▸ **Written problem**: Copy all lines below exactly as written. Leave pictures out.

━━━━━ Material provided

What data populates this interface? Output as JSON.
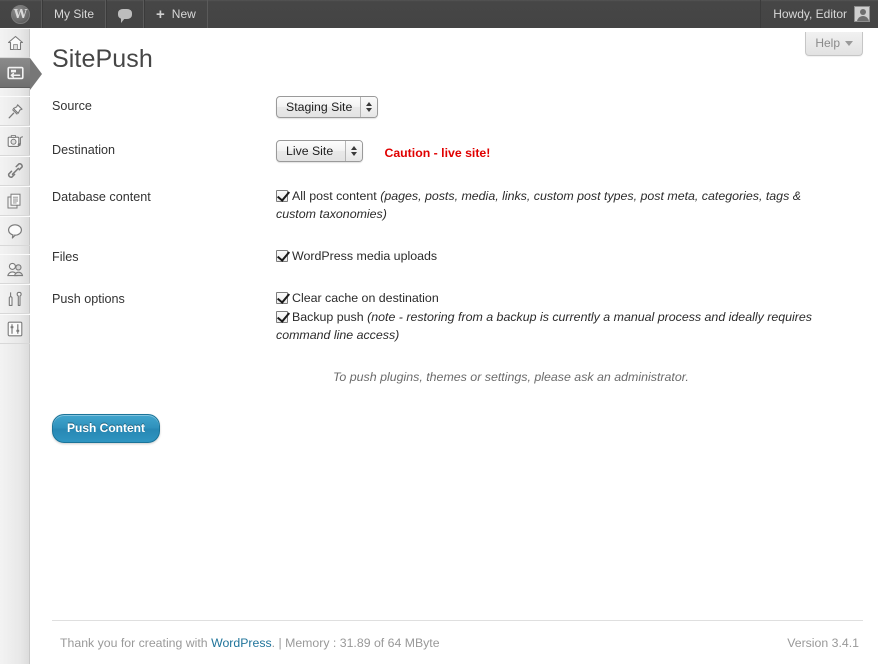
{
  "adminbar": {
    "logo_icon": "wordpress-logo-icon",
    "site_name": "My Site",
    "comments_icon": "comment-bubble-icon",
    "new_label": "New",
    "new_icon": "plus-icon",
    "greeting": "Howdy, Editor",
    "avatar_icon": "avatar-icon"
  },
  "sidebar": {
    "items": [
      {
        "name": "dashboard",
        "icon": "home-icon",
        "current": false
      },
      {
        "name": "sitepush",
        "icon": "push-arrows-icon",
        "current": true
      },
      {
        "name": "posts",
        "icon": "pushpin-icon",
        "current": false
      },
      {
        "name": "media",
        "icon": "camera-icon",
        "current": false
      },
      {
        "name": "links",
        "icon": "chain-link-icon",
        "current": false
      },
      {
        "name": "pages",
        "icon": "pages-document-icon",
        "current": false
      },
      {
        "name": "comments",
        "icon": "speech-bubble-icon",
        "current": false
      },
      {
        "name": "users",
        "icon": "users-icon",
        "current": false
      },
      {
        "name": "tools",
        "icon": "tools-icon",
        "current": false
      },
      {
        "name": "settings",
        "icon": "settings-sliders-icon",
        "current": false
      }
    ]
  },
  "help": {
    "label": "Help",
    "caret_icon": "chevron-down-icon"
  },
  "page": {
    "title": "SitePush"
  },
  "form": {
    "source": {
      "label": "Source",
      "value": "Staging Site"
    },
    "destination": {
      "label": "Destination",
      "value": "Live Site",
      "caution": "Caution - live site!"
    },
    "database": {
      "label": "Database content",
      "option_label": "All post content",
      "option_hint": "(pages, posts, media, links, custom post types, post meta, categories, tags & custom taxonomies)",
      "checked": true
    },
    "files": {
      "label": "Files",
      "option_label": "WordPress media uploads",
      "checked": true
    },
    "push_options": {
      "label": "Push options",
      "options": [
        {
          "label": "Clear cache on destination",
          "hint": "",
          "checked": true
        },
        {
          "label": "Backup push ",
          "hint": "(note - restoring from a backup is currently a manual process and ideally requires command line access)",
          "checked": true
        }
      ]
    },
    "admin_note": "To push plugins, themes or settings, please ask an administrator.",
    "submit_label": "Push Content"
  },
  "footer": {
    "thanks_prefix": "Thank you for creating with ",
    "wordpress_link": "WordPress",
    "memory_text": ". | Memory : 31.89 of 64 MByte",
    "version": "Version 3.4.1"
  },
  "colors": {
    "adminbar_bg": "#464646",
    "accent_blue": "#21759b",
    "button_blue": "#2e90bb",
    "caution_red": "#e00000",
    "sidebar_bg": "#ececec",
    "current_menu": "#777777"
  }
}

━━━━━━━━━━

▸ **Response to the exercise**:
What data populates this interface? Output as JSON.
{
  "adminbar": {
    "logo_icon": "wordpress-logo-icon",
    "site_name": "My Site",
    "comments_icon": "comment-bubble-icon",
    "new_label": "New",
    "new_icon": "plus-icon",
    "greeting": "Howdy, Editor",
    "avatar_icon": "avatar-icon"
  },
  "sidebar": {
    "items": [
      {
        "name": "dashboard",
        "icon": "home-icon",
        "current": false
      },
      {
        "name": "sitepush",
        "icon": "push-arrows-icon",
        "current": true
      },
      {
        "name": "posts",
        "icon": "pushpin-icon",
        "current": false
      },
      {
        "name": "media",
        "icon": "camera-icon",
        "current": false
      },
      {
        "name": "links",
        "icon": "chain-link-icon",
        "current": false
      },
      {
        "name": "pages",
        "icon": "pages-document-icon",
        "current": false
      },
      {
        "name": "comments",
        "icon": "speech-bubble-icon",
        "current": false
      },
      {
        "name": "users",
        "icon": "users-icon",
        "current": false
      },
      {
        "name": "tools",
        "icon": "tools-icon",
        "current": false
      },
      {
        "name": "settings",
        "icon": "settings-sliders-icon",
        "current": false
      }
    ]
  },
  "help": {
    "label": "Help",
    "caret_icon": "chevron-down-icon"
  },
  "page": {
    "title": "SitePush"
  },
  "form": {
    "source": {
      "label": "Source",
      "value": "Staging Site"
    },
    "destination": {
      "label": "Destination",
      "value": "Live Site",
      "caution": "Caution - live site!"
    },
    "database": {
      "label": "Database content",
      "option_label": "All post content",
      "option_hint": "(pages, posts, media, links, custom post types, post meta, categories, tags & custom taxonomies)",
      "checked": true
    },
    "files": {
      "label": "Files",
      "option_label": "WordPress media uploads",
      "checked": true
    },
    "push_options": {
      "label": "Push options",
      "options": [
        {
          "label": "Clear cache on destination",
          "hint": "",
          "checked": true
        },
        {
          "label": "Backup push ",
          "hint": "(note - restoring from a backup is currently a manual process and ideally requires command line access)",
          "checked": true
        }
      ]
    },
    "admin_note": "To push plugins, themes or settings, please ask an administrator.",
    "submit_label": "Push Content"
  },
  "footer": {
    "thanks_prefix": "Thank you for creating with ",
    "wordpress_link": "WordPress",
    "memory_text": ". | Memory : 31.89 of 64 MByte",
    "version": "Version 3.4.1"
  },
  "colors": {
    "adminbar_bg": "#464646",
    "accent_blue": "#21759b",
    "button_blue": "#2e90bb",
    "caution_red": "#e00000",
    "sidebar_bg": "#ececec",
    "current_menu": "#777777"
  }
}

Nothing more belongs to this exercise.